Extracted data entries

────────────────────

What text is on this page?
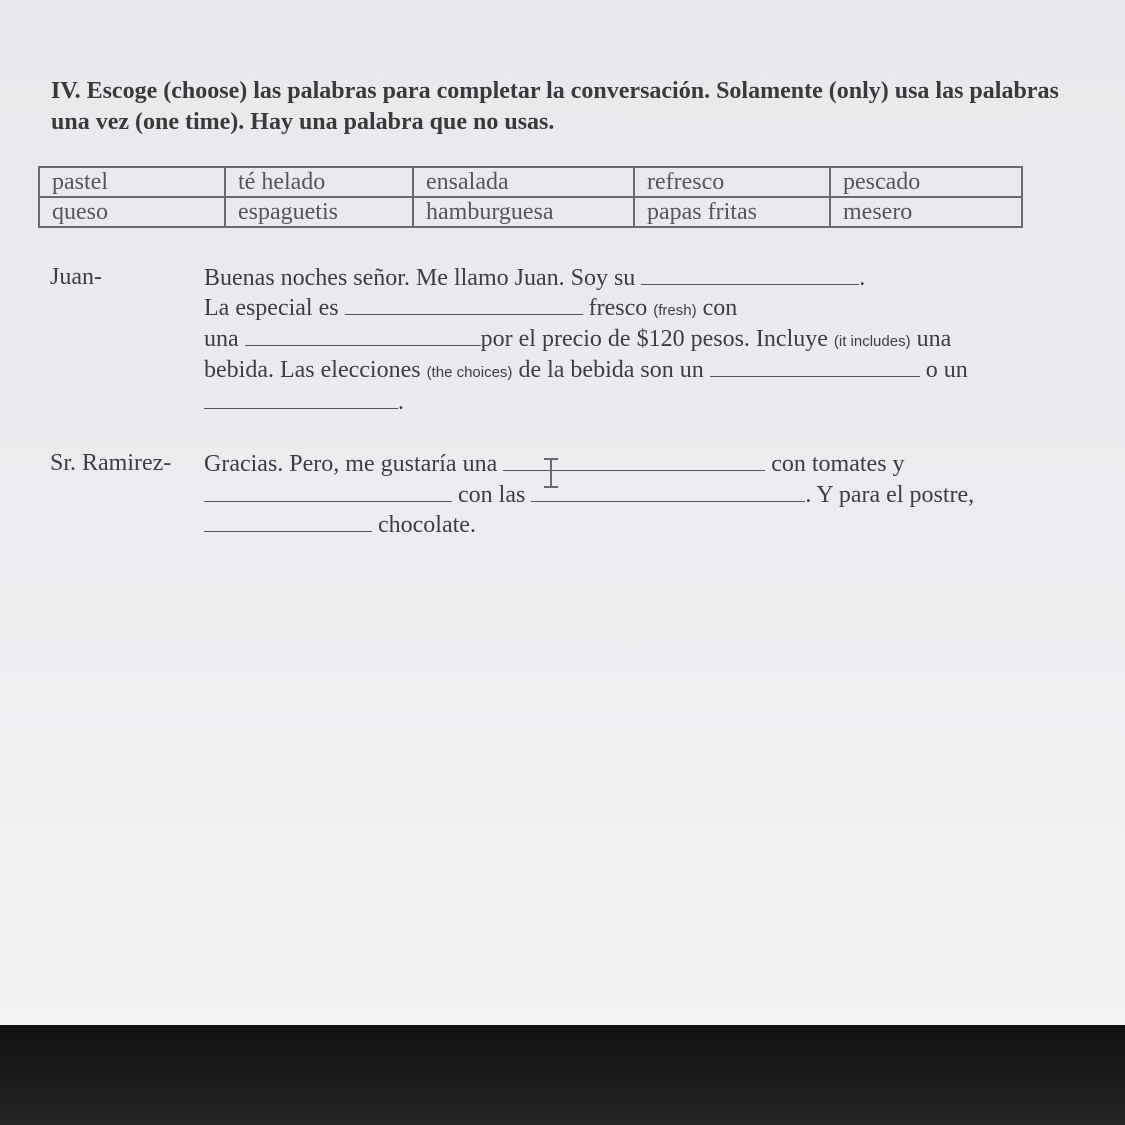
IV. Escoge (choose) las palabras para completar la conversación. Solamente (only) usa las palabras una vez (one time). Hay una palabra que no usas.

pastel	té helado	ensalada	refresco	pescado
queso	espaguetis	hamburguesa	papas fritas	mesero
Juan-	Buenas noches señor. Me llamo Juan. Soy su	.
La especial es	fresco (fresh) con
una	por el precio de $120 pesos. Incluye (it includes) una
bebida. Las elecciones (the choices) de la bebida son un	o un
.
Sr. Ramirez- Gracias. Pero, me gustaría una	con tomates y
con las	. Y para el postre,
chocolate.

────────────────────

**Task goal**
Using the material above, work out how many lines contain the string "para". Give that number alone.

**Task solution**
2